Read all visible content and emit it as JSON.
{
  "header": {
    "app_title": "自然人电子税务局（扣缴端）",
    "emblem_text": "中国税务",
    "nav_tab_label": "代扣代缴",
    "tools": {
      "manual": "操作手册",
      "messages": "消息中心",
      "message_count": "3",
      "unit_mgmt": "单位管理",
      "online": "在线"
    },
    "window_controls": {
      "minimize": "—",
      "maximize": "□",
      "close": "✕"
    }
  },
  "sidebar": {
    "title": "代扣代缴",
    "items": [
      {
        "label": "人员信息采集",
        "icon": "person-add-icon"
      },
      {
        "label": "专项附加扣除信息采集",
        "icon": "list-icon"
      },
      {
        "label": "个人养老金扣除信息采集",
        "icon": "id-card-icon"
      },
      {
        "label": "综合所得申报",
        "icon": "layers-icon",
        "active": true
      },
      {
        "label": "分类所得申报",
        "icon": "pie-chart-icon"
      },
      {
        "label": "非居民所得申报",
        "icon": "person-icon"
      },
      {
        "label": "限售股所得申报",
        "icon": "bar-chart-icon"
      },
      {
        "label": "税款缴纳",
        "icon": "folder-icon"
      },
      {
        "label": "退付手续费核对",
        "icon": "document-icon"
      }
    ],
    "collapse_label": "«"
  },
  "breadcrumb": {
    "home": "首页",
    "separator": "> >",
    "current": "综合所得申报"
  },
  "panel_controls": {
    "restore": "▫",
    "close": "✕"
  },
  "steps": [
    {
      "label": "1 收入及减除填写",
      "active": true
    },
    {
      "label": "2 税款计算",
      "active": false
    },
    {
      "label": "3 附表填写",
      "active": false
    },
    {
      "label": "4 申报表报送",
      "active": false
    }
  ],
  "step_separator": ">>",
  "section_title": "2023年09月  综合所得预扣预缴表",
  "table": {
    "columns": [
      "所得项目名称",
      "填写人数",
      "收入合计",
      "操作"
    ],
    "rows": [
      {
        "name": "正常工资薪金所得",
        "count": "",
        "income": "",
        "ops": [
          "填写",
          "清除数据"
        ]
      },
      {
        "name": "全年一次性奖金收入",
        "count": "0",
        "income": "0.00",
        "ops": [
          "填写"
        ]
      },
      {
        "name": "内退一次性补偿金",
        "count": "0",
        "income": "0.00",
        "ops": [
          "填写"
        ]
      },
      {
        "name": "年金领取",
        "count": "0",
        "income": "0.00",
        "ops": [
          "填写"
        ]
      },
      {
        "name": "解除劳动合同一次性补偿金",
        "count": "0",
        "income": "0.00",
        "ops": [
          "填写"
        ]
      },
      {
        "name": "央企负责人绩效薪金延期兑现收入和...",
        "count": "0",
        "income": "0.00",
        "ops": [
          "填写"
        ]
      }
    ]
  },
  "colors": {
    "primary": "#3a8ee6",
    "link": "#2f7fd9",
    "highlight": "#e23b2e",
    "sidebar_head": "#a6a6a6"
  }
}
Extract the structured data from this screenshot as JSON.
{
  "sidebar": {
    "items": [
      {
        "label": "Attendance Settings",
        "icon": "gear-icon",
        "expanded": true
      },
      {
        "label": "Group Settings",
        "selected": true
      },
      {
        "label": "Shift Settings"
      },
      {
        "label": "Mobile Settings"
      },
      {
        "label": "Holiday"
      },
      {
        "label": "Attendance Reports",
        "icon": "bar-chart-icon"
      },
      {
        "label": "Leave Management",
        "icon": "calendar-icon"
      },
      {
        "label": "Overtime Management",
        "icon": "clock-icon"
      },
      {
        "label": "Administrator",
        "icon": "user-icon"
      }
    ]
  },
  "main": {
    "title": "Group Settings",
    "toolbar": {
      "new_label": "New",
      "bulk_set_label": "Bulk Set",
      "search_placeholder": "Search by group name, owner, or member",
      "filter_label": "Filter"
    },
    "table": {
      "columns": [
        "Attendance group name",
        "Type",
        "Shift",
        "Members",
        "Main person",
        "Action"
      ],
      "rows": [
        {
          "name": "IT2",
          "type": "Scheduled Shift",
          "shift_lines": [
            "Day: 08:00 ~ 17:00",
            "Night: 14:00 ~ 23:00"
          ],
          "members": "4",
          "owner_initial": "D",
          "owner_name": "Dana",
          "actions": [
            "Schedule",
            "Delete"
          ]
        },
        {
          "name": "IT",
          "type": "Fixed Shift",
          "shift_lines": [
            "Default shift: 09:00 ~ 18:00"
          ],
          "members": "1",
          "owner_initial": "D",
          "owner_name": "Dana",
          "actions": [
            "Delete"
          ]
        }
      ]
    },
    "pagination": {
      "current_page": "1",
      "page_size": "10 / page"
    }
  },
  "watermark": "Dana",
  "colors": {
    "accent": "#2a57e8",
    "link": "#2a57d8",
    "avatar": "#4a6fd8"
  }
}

***

What needs to be done: Using the listing above, pull out all lines that hold the word "person".

Answer to this problem:
        "icon": "person-add-icon"
        "icon": "person-icon"
        "Main person",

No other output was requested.